Written request - Give the material again in full, matching it exactly.

(Items from a data source)
▶
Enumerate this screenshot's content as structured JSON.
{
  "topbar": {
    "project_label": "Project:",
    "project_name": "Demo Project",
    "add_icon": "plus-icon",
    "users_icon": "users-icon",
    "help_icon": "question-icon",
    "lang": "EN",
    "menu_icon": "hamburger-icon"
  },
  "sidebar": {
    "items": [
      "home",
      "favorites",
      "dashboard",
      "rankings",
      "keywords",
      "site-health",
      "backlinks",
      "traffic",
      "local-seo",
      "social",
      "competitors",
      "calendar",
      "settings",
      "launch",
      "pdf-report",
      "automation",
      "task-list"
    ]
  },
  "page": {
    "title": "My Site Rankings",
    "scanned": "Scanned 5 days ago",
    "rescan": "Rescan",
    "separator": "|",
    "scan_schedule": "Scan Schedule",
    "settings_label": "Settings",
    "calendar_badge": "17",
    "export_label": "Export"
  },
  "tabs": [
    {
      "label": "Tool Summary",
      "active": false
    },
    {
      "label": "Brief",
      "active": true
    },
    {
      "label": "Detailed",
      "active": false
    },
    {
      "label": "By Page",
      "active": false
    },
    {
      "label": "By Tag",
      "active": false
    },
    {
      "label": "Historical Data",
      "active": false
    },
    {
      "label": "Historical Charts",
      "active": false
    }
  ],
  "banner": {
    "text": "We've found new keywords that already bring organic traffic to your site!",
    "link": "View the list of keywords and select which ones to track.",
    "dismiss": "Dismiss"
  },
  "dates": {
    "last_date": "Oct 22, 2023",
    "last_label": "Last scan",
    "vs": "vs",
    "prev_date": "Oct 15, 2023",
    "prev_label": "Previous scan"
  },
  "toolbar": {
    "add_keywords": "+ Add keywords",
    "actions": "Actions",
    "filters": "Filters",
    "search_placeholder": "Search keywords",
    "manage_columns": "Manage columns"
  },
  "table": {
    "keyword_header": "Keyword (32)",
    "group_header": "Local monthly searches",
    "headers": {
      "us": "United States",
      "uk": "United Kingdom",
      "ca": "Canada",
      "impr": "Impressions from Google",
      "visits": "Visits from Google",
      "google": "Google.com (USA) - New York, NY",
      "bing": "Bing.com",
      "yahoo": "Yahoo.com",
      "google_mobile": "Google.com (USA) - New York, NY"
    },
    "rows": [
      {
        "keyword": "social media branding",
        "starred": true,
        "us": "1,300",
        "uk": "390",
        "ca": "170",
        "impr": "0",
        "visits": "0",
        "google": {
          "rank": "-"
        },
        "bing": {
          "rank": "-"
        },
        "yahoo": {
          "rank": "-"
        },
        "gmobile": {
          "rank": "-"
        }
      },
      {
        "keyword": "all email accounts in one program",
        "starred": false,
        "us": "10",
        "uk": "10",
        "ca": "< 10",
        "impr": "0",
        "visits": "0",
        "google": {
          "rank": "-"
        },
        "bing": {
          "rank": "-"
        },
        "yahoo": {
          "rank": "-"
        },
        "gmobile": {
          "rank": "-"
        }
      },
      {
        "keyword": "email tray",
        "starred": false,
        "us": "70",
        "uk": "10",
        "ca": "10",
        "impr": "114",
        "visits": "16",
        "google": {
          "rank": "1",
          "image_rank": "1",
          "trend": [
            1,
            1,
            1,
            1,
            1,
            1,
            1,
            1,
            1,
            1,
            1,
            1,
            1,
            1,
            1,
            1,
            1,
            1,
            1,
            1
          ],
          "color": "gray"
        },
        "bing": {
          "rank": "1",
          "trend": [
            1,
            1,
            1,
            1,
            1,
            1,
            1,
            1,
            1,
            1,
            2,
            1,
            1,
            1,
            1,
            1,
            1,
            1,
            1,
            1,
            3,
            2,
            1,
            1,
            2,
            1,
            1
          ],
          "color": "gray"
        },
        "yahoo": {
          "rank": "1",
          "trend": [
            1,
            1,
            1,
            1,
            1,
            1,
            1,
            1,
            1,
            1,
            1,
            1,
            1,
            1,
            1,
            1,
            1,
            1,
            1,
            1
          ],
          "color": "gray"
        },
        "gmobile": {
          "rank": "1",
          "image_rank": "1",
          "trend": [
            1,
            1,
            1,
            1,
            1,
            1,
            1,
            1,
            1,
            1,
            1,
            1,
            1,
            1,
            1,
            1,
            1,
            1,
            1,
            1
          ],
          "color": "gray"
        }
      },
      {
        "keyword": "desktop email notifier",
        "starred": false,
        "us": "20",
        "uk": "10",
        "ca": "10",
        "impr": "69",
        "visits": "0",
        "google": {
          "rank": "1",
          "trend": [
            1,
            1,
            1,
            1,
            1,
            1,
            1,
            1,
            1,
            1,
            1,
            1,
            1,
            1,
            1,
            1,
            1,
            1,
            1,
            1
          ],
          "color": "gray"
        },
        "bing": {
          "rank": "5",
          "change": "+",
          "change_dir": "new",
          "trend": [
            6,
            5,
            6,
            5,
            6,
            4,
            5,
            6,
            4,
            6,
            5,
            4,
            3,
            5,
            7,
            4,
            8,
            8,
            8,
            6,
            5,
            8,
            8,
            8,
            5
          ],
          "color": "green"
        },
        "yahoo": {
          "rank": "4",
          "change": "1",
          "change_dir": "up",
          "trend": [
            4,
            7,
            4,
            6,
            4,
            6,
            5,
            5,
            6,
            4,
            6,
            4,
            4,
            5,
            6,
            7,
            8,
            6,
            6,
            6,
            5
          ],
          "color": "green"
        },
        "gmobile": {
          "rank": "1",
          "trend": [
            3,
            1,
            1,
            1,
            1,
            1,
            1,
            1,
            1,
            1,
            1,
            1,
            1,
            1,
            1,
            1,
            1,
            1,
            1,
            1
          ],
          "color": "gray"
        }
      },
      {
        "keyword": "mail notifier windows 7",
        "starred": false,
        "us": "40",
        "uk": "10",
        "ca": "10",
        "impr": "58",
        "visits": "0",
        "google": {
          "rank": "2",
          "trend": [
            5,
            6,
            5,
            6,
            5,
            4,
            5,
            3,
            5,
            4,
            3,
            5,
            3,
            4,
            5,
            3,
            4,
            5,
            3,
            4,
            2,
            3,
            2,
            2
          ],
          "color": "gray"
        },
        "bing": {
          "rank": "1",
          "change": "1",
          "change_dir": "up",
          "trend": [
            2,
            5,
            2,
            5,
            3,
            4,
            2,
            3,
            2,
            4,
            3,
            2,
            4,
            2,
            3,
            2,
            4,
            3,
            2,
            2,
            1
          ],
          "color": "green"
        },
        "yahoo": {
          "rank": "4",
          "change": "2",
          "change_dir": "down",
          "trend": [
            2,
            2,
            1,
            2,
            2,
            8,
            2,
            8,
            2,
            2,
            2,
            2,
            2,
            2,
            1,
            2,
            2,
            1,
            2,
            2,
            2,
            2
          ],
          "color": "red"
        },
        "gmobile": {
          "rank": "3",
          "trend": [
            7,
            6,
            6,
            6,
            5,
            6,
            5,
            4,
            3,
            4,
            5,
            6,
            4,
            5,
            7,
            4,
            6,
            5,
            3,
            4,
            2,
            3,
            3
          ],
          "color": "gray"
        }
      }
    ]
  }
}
◀
Problem solution -
Enumerate this screenshot's content as structured JSON.
{
  "topbar": {
    "project_label": "Project:",
    "project_name": "Demo Project",
    "add_icon": "plus-icon",
    "users_icon": "users-icon",
    "help_icon": "question-icon",
    "lang": "EN",
    "menu_icon": "hamburger-icon"
  },
  "sidebar": {
    "items": [
      "home",
      "favorites",
      "dashboard",
      "rankings",
      "keywords",
      "site-health",
      "backlinks",
      "traffic",
      "local-seo",
      "social",
      "competitors",
      "calendar",
      "settings",
      "launch",
      "pdf-report",
      "automation",
      "task-list"
    ]
  },
  "page": {
    "title": "My Site Rankings",
    "scanned": "Scanned 5 days ago",
    "rescan": "Rescan",
    "separator": "|",
    "scan_schedule": "Scan Schedule",
    "settings_label": "Settings",
    "calendar_badge": "17",
    "export_label": "Export"
  },
  "tabs": [
    {
      "label": "Tool Summary",
      "active": false
    },
    {
      "label": "Brief",
      "active": true
    },
    {
      "label": "Detailed",
      "active": false
    },
    {
      "label": "By Page",
      "active": false
    },
    {
      "label": "By Tag",
      "active": false
    },
    {
      "label": "Historical Data",
      "active": false
    },
    {
      "label": "Historical Charts",
      "active": false
    }
  ],
  "banner": {
    "text": "We've found new keywords that already bring organic traffic to your site!",
    "link": "View the list of keywords and select which ones to track.",
    "dismiss": "Dismiss"
  },
  "dates": {
    "last_date": "Oct 22, 2023",
    "last_label": "Last scan",
    "vs": "vs",
    "prev_date": "Oct 15, 2023",
    "prev_label": "Previous scan"
  },
  "toolbar": {
    "add_keywords": "+ Add keywords",
    "actions": "Actions",
    "filters": "Filters",
    "search_placeholder": "Search keywords",
    "manage_columns": "Manage columns"
  },
  "table": {
    "keyword_header": "Keyword (32)",
    "group_header": "Local monthly searches",
    "headers": {
      "us": "United States",
      "uk": "United Kingdom",
      "ca": "Canada",
      "impr": "Impressions from Google",
      "visits": "Visits from Google",
      "google": "Google.com (USA) - New York, NY",
      "bing": "Bing.com",
      "yahoo": "Yahoo.com",
      "google_mobile": "Google.com (USA) - New York, NY"
    },
    "rows": [
      {
        "keyword": "social media branding",
        "starred": true,
        "us": "1,300",
        "uk": "390",
        "ca": "170",
        "impr": "0",
        "visits": "0",
        "google": {
          "rank": "-"
        },
        "bing": {
          "rank": "-"
        },
        "yahoo": {
          "rank": "-"
        },
        "gmobile": {
          "rank": "-"
        }
      },
      {
        "keyword": "all email accounts in one program",
        "starred": false,
        "us": "10",
        "uk": "10",
        "ca": "< 10",
        "impr": "0",
        "visits": "0",
        "google": {
          "rank": "-"
        },
        "bing": {
          "rank": "-"
        },
        "yahoo": {
          "rank": "-"
        },
        "gmobile": {
          "rank": "-"
        }
      },
      {
        "keyword": "email tray",
        "starred": false,
        "us": "70",
        "uk": "10",
        "ca": "10",
        "impr": "114",
        "visits": "16",
        "google": {
          "rank": "1",
          "image_rank": "1",
          "trend": [
            1,
            1,
            1,
            1,
            1,
            1,
            1,
            1,
            1,
            1,
            1,
            1,
            1,
            1,
            1,
            1,
            1,
            1,
            1,
            1
          ],
          "color": "gray"
        },
        "bing": {
          "rank": "1",
          "trend": [
            1,
            1,
            1,
            1,
            1,
            1,
            1,
            1,
            1,
            1,
            2,
            1,
            1,
            1,
            1,
            1,
            1,
            1,
            1,
            1,
            3,
            2,
            1,
            1,
            2,
            1,
            1
          ],
          "color": "gray"
        },
        "yahoo": {
          "rank": "1",
          "trend": [
            1,
            1,
            1,
            1,
            1,
            1,
            1,
            1,
            1,
            1,
            1,
            1,
            1,
            1,
            1,
            1,
            1,
            1,
            1,
            1
          ],
          "color": "gray"
        },
        "gmobile": {
          "rank": "1",
          "image_rank": "1",
          "trend": [
            1,
            1,
            1,
            1,
            1,
            1,
            1,
            1,
            1,
            1,
            1,
            1,
            1,
            1,
            1,
            1,
            1,
            1,
            1,
            1
          ],
          "color": "gray"
        }
      },
      {
        "keyword": "desktop email notifier",
        "starred": false,
        "us": "20",
        "uk": "10",
        "ca": "10",
        "impr": "69",
        "visits": "0",
        "google": {
          "rank": "1",
          "trend": [
            1,
            1,
            1,
            1,
            1,
            1,
            1,
            1,
            1,
            1,
            1,
            1,
            1,
            1,
            1,
            1,
            1,
            1,
            1,
            1
          ],
          "color": "gray"
        },
        "bing": {
          "rank": "5",
          "change": "+",
          "change_dir": "new",
          "trend": [
            6,
            5,
            6,
            5,
            6,
            4,
            5,
            6,
            4,
            6,
            5,
            4,
            3,
            5,
            7,
            4,
            8,
            8,
            8,
            6,
            5,
            8,
            8,
            8,
            5
          ],
          "color": "green"
        },
        "yahoo": {
          "rank": "4",
          "change": "1",
          "change_dir": "up",
          "trend": [
            4,
            7,
            4,
            6,
            4,
            6,
            5,
            5,
            6,
            4,
            6,
            4,
            4,
            5,
            6,
            7,
            8,
            6,
            6,
            6,
            5
          ],
          "color": "green"
        },
        "gmobile": {
          "rank": "1",
          "trend": [
            3,
            1,
            1,
            1,
            1,
            1,
            1,
            1,
            1,
            1,
            1,
            1,
            1,
            1,
            1,
            1,
            1,
            1,
            1,
            1
          ],
          "color": "gray"
        }
      },
      {
        "keyword": "mail notifier windows 7",
        "starred": false,
        "us": "40",
        "uk": "10",
        "ca": "10",
        "impr": "58",
        "visits": "0",
        "google": {
          "rank": "2",
          "trend": [
            5,
            6,
            5,
            6,
            5,
            4,
            5,
            3,
            5,
            4,
            3,
            5,
            3,
            4,
            5,
            3,
            4,
            5,
            3,
            4,
            2,
            3,
            2,
            2
          ],
          "color": "gray"
        },
        "bing": {
          "rank": "1",
          "change": "1",
          "change_dir": "up",
          "trend": [
            2,
            5,
            2,
            5,
            3,
            4,
            2,
            3,
            2,
            4,
            3,
            2,
            4,
            2,
            3,
            2,
            4,
            3,
            2,
            2,
            1
          ],
          "color": "green"
        },
        "yahoo": {
          "rank": "4",
          "change": "2",
          "change_dir": "down",
          "trend": [
            2,
            2,
            1,
            2,
            2,
            8,
            2,
            8,
            2,
            2,
            2,
            2,
            2,
            2,
            1,
            2,
            2,
            1,
            2,
            2,
            2,
            2
          ],
          "color": "red"
        },
        "gmobile": {
          "rank": "3",
          "trend": [
            7,
            6,
            6,
            6,
            5,
            6,
            5,
            4,
            3,
            4,
            5,
            6,
            4,
            5,
            7,
            4,
            6,
            5,
            3,
            4,
            2,
            3,
            3
          ],
          "color": "gray"
        }
      }
    ]
  }
}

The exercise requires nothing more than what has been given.